* BEGIN *

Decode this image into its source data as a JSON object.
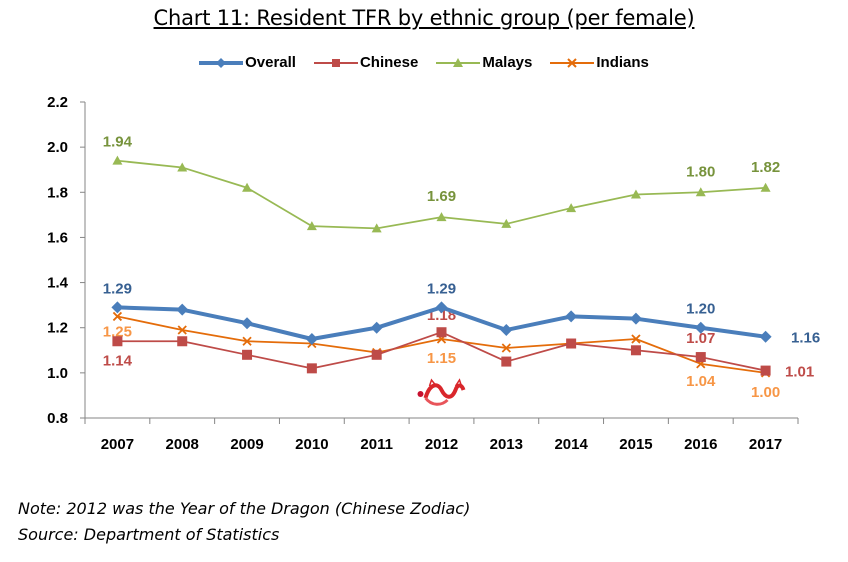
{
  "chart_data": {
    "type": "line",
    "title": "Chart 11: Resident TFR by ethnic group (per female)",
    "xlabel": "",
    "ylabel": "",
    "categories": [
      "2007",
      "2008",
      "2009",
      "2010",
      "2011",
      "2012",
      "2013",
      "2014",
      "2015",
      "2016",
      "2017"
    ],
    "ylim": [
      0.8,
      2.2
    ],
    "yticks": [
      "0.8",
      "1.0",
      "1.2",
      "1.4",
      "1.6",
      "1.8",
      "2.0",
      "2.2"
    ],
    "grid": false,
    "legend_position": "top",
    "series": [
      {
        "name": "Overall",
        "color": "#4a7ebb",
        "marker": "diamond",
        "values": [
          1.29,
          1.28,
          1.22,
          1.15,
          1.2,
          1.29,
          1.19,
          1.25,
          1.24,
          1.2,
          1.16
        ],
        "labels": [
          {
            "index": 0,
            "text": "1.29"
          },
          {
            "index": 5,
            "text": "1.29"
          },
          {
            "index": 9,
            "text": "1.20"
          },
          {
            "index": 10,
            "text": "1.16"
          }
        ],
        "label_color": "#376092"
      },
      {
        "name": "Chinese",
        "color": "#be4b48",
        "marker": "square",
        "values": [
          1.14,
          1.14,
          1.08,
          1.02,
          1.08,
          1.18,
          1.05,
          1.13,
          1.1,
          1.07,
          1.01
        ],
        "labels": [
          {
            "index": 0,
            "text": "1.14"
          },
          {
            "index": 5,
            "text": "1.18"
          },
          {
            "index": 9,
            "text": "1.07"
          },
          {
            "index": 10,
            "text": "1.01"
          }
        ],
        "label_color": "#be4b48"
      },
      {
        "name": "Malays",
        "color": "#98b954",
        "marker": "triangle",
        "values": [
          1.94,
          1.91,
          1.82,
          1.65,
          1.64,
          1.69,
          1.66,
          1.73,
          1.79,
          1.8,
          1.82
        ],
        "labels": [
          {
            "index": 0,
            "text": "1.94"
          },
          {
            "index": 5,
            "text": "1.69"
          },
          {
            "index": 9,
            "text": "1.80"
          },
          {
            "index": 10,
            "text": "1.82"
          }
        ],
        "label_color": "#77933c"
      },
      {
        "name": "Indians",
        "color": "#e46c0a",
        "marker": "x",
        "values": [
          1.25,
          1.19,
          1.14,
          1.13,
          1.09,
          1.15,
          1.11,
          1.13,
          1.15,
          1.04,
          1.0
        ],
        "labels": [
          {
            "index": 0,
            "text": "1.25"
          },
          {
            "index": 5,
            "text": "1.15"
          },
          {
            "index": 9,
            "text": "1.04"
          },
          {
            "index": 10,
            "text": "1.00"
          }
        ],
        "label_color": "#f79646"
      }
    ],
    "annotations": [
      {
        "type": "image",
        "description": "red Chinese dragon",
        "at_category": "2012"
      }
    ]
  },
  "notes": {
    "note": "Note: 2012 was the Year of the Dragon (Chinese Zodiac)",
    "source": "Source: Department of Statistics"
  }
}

* END *

REQUIRED TASK:
Excluding the pictures, reproduce every entry exactly as given.

WRITTEN SOLUTION:
Decode this image into its source data as a JSON object.
{
  "chart_data": {
    "type": "line",
    "title": "Chart 11: Resident TFR by ethnic group (per female)",
    "xlabel": "",
    "ylabel": "",
    "categories": [
      "2007",
      "2008",
      "2009",
      "2010",
      "2011",
      "2012",
      "2013",
      "2014",
      "2015",
      "2016",
      "2017"
    ],
    "ylim": [
      0.8,
      2.2
    ],
    "yticks": [
      "0.8",
      "1.0",
      "1.2",
      "1.4",
      "1.6",
      "1.8",
      "2.0",
      "2.2"
    ],
    "grid": false,
    "legend_position": "top",
    "series": [
      {
        "name": "Overall",
        "color": "#4a7ebb",
        "marker": "diamond",
        "values": [
          1.29,
          1.28,
          1.22,
          1.15,
          1.2,
          1.29,
          1.19,
          1.25,
          1.24,
          1.2,
          1.16
        ],
        "labels": [
          {
            "index": 0,
            "text": "1.29"
          },
          {
            "index": 5,
            "text": "1.29"
          },
          {
            "index": 9,
            "text": "1.20"
          },
          {
            "index": 10,
            "text": "1.16"
          }
        ],
        "label_color": "#376092"
      },
      {
        "name": "Chinese",
        "color": "#be4b48",
        "marker": "square",
        "values": [
          1.14,
          1.14,
          1.08,
          1.02,
          1.08,
          1.18,
          1.05,
          1.13,
          1.1,
          1.07,
          1.01
        ],
        "labels": [
          {
            "index": 0,
            "text": "1.14"
          },
          {
            "index": 5,
            "text": "1.18"
          },
          {
            "index": 9,
            "text": "1.07"
          },
          {
            "index": 10,
            "text": "1.01"
          }
        ],
        "label_color": "#be4b48"
      },
      {
        "name": "Malays",
        "color": "#98b954",
        "marker": "triangle",
        "values": [
          1.94,
          1.91,
          1.82,
          1.65,
          1.64,
          1.69,
          1.66,
          1.73,
          1.79,
          1.8,
          1.82
        ],
        "labels": [
          {
            "index": 0,
            "text": "1.94"
          },
          {
            "index": 5,
            "text": "1.69"
          },
          {
            "index": 9,
            "text": "1.80"
          },
          {
            "index": 10,
            "text": "1.82"
          }
        ],
        "label_color": "#77933c"
      },
      {
        "name": "Indians",
        "color": "#e46c0a",
        "marker": "x",
        "values": [
          1.25,
          1.19,
          1.14,
          1.13,
          1.09,
          1.15,
          1.11,
          1.13,
          1.15,
          1.04,
          1.0
        ],
        "labels": [
          {
            "index": 0,
            "text": "1.25"
          },
          {
            "index": 5,
            "text": "1.15"
          },
          {
            "index": 9,
            "text": "1.04"
          },
          {
            "index": 10,
            "text": "1.00"
          }
        ],
        "label_color": "#f79646"
      }
    ],
    "annotations": [
      {
        "type": "image",
        "description": "red Chinese dragon",
        "at_category": "2012"
      }
    ]
  },
  "notes": {
    "note": "Note: 2012 was the Year of the Dragon (Chinese Zodiac)",
    "source": "Source: Department of Statistics"
  }
}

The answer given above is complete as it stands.